Layout annotation data
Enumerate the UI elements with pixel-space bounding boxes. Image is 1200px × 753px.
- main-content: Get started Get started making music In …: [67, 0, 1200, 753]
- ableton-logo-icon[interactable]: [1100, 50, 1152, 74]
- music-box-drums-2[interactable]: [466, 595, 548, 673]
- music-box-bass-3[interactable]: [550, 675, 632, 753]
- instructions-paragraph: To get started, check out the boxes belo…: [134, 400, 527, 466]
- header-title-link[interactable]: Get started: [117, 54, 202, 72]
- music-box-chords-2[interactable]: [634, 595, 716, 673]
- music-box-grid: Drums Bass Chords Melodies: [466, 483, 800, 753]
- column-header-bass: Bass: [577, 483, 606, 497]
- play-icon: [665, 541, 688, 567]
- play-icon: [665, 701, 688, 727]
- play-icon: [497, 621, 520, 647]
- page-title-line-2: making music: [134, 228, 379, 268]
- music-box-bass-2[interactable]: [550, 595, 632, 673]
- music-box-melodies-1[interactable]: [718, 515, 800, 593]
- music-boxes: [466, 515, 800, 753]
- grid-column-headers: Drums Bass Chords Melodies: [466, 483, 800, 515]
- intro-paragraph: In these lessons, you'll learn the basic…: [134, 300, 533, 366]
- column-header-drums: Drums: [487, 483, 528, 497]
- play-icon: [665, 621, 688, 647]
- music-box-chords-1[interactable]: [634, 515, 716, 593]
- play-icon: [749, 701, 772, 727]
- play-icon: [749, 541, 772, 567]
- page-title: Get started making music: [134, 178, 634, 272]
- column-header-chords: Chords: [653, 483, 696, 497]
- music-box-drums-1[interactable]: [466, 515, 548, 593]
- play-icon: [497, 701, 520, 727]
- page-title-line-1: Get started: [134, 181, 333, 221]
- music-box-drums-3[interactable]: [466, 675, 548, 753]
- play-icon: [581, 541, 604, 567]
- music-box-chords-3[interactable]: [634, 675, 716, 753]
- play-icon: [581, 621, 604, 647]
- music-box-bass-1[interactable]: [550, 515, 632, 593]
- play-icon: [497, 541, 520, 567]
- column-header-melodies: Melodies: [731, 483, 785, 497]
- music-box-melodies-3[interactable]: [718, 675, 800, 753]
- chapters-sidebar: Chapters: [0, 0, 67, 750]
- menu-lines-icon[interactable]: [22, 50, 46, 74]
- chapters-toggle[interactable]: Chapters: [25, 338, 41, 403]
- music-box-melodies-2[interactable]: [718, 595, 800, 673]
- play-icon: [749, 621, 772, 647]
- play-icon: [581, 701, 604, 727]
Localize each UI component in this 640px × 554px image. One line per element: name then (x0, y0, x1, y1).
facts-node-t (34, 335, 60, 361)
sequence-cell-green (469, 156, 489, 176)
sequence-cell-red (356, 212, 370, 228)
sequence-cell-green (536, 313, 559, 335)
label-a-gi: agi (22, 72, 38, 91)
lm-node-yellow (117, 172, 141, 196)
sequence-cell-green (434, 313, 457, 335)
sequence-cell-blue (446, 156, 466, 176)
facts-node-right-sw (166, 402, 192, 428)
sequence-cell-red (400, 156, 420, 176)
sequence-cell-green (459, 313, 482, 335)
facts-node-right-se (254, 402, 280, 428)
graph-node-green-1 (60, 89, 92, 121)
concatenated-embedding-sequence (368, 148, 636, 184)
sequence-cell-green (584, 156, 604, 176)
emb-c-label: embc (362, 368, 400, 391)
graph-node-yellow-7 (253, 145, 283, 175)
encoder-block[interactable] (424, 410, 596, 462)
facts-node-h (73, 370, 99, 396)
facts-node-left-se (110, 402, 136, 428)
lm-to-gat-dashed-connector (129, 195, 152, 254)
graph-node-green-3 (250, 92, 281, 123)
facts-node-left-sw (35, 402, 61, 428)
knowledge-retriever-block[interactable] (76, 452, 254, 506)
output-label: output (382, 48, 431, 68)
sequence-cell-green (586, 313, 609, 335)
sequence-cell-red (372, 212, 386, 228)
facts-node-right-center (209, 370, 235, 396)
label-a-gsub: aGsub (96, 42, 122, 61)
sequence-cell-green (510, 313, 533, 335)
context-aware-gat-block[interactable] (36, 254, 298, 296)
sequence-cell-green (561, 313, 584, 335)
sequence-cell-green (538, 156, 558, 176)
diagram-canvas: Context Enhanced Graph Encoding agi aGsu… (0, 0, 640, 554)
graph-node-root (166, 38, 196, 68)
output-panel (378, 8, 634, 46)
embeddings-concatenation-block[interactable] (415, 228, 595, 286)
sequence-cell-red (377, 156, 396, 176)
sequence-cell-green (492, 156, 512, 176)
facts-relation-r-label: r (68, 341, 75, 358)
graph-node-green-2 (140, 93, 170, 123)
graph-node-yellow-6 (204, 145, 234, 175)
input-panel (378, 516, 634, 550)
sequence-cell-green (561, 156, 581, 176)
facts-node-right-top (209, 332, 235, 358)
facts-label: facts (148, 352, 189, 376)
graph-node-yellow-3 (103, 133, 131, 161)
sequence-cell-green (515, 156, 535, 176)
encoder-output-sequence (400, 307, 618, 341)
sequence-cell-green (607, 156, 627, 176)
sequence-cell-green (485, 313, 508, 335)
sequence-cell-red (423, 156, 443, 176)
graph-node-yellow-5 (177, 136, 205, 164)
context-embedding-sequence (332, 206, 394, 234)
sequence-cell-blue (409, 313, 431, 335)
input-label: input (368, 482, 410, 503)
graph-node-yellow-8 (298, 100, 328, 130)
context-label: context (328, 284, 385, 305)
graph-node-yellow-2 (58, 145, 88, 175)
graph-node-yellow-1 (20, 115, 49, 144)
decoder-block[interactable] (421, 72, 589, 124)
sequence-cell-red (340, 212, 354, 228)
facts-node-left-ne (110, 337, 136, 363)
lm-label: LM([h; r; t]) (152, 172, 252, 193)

_What is being asked_
Identify each line in the items above that contains the string "input", and copy those lines.

_Expected answer_
input-panel (378, 516, 634, 550)
input-label: input (368, 482, 410, 503)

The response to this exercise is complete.